→ PROVIDED DATA:

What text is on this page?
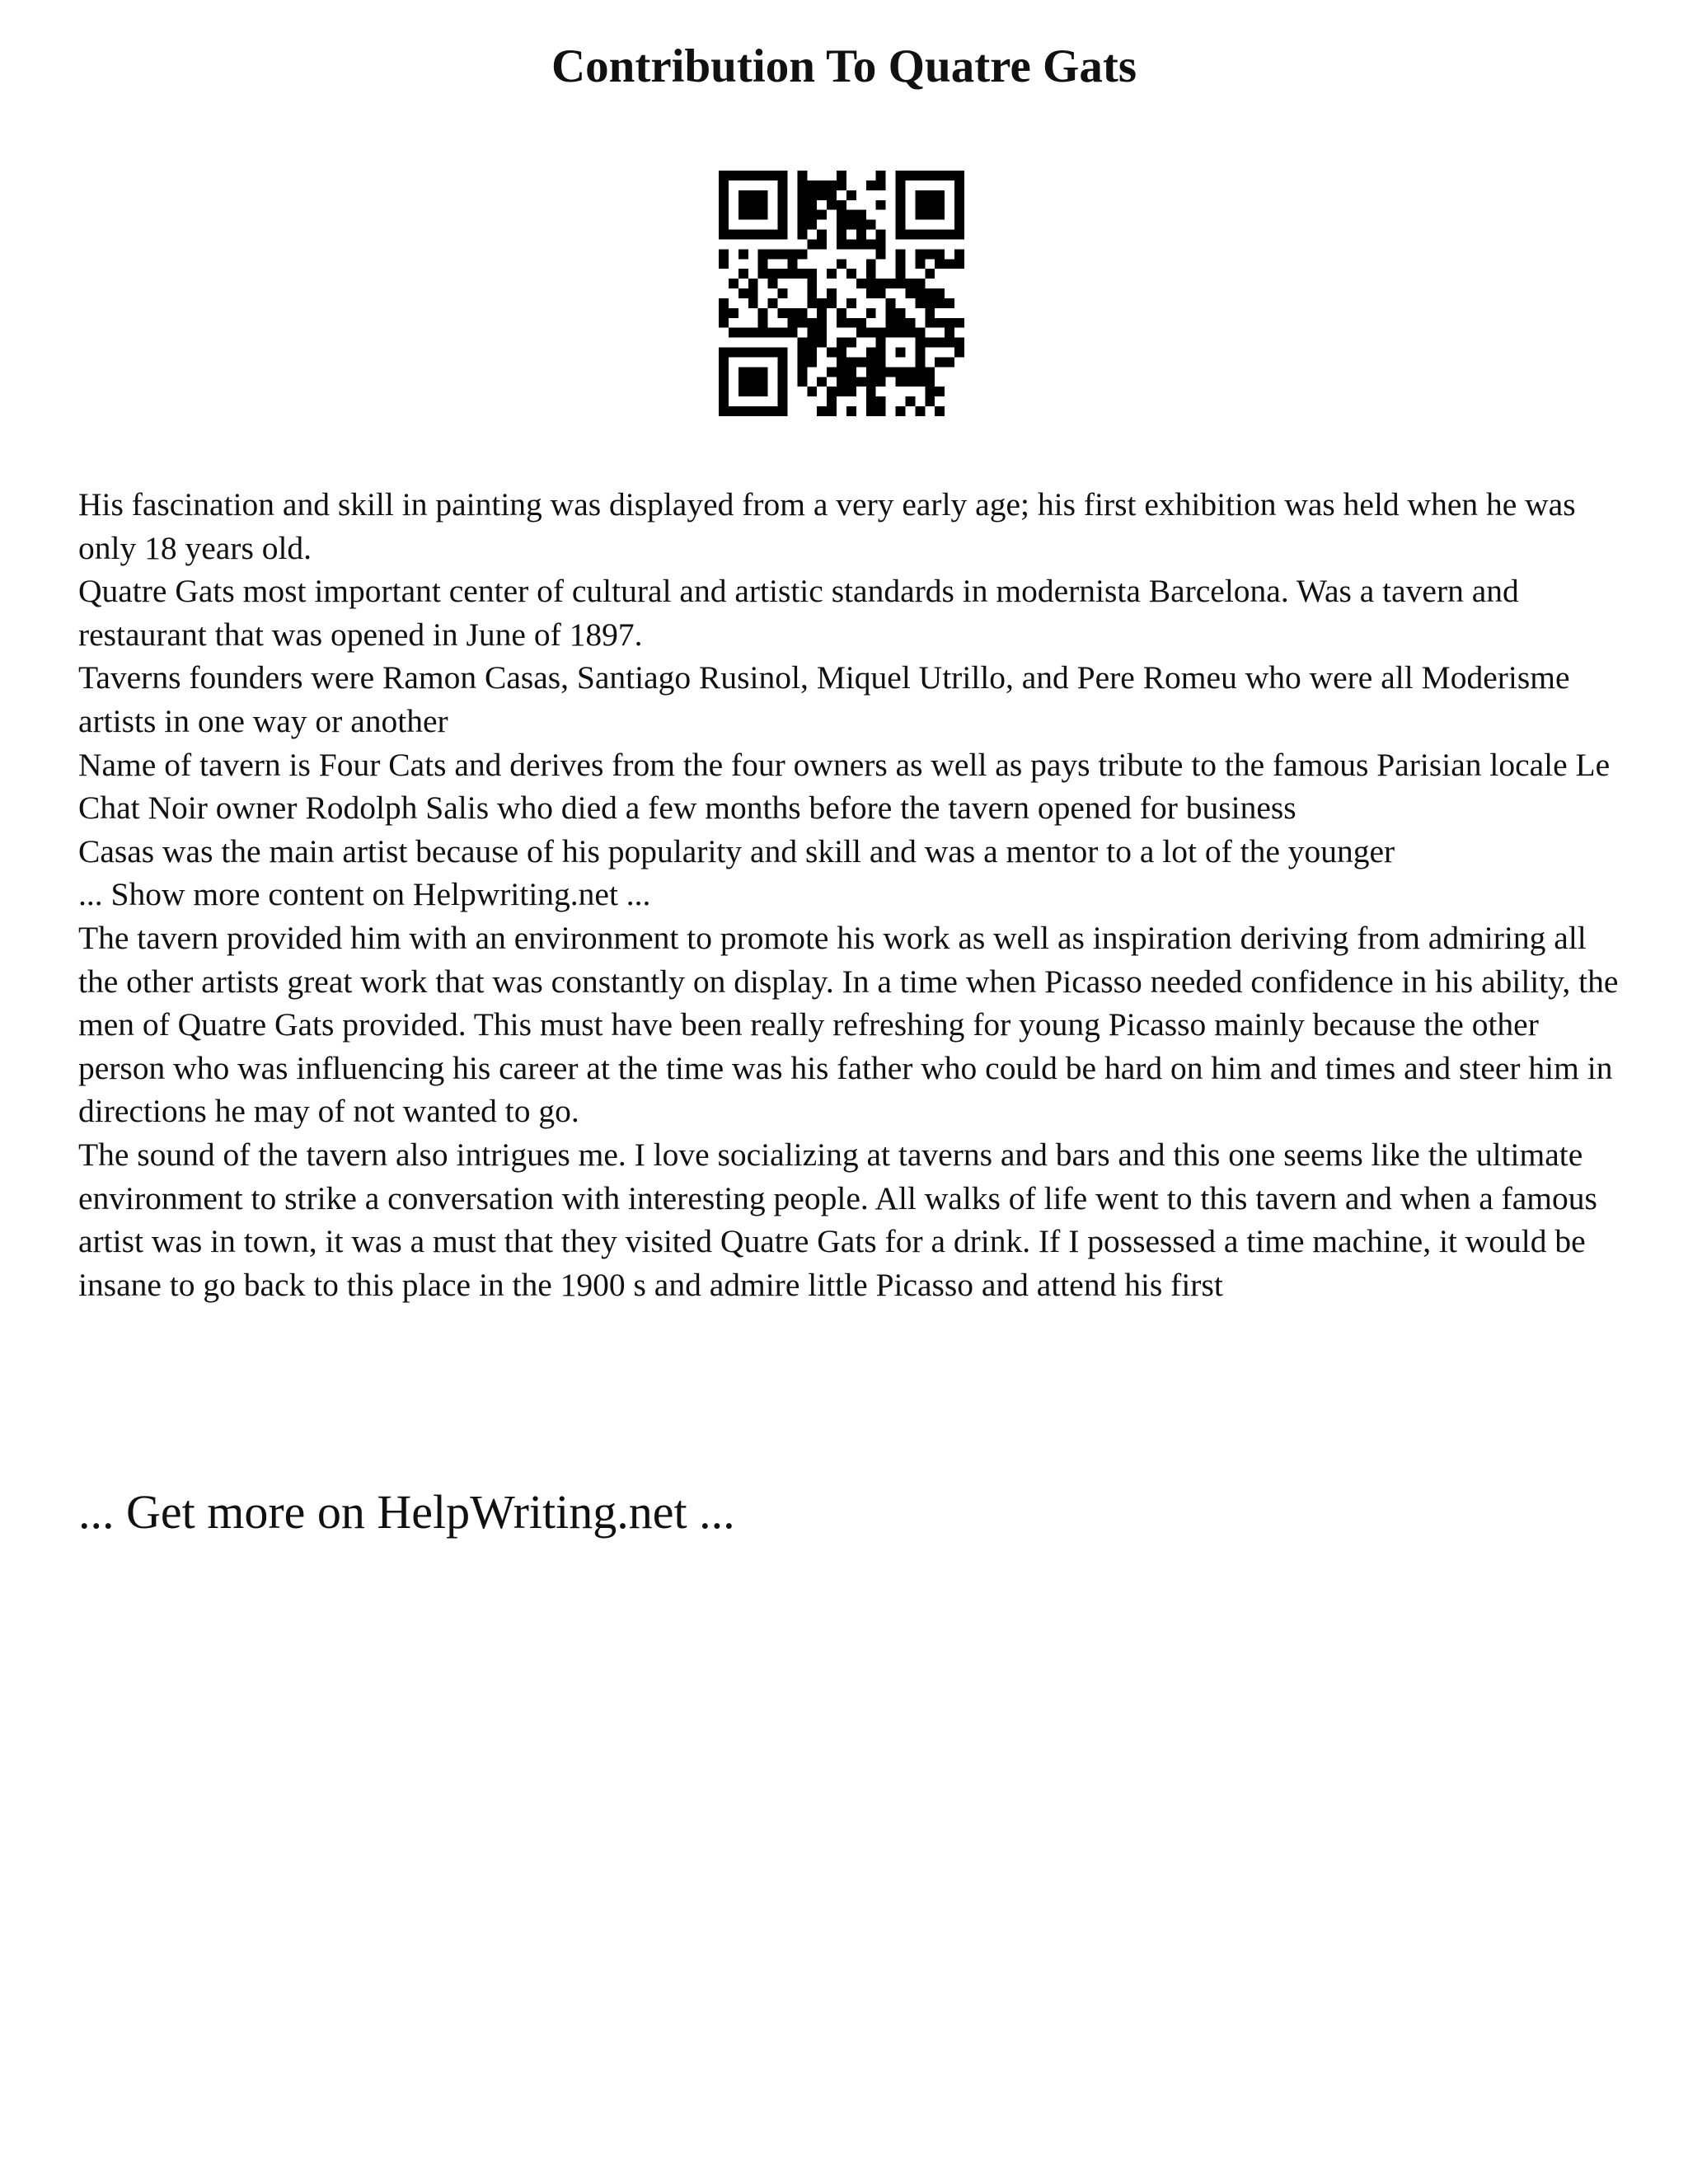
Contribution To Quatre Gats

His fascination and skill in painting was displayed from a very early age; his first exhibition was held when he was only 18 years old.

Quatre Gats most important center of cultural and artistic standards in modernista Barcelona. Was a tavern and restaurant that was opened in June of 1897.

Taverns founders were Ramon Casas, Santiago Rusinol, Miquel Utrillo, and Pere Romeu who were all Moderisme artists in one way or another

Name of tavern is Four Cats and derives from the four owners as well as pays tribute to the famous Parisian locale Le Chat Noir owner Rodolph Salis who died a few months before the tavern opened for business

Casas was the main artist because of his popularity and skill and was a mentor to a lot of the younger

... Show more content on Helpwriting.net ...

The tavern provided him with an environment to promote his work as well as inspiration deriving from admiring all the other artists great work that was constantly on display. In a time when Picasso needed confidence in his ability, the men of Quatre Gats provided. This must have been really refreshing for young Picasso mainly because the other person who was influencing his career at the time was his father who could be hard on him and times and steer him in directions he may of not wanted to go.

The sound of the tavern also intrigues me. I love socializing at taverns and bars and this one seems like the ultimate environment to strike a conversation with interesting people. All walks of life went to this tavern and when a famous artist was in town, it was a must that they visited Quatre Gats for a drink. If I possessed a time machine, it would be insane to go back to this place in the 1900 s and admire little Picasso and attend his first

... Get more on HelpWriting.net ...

→ EXERCISE REQUIREMENTS:
Write out every line of the data that holds the word "Casas".

→ REPLY TO THE EXERCISE:
Taverns founders were Ramon Casas, Santiago Rusinol, Miquel Utrillo, and Pere Romeu who were all Moderisme artists in one way or another
Casas was the main artist because of his popularity and skill and was a mentor to a lot of the younger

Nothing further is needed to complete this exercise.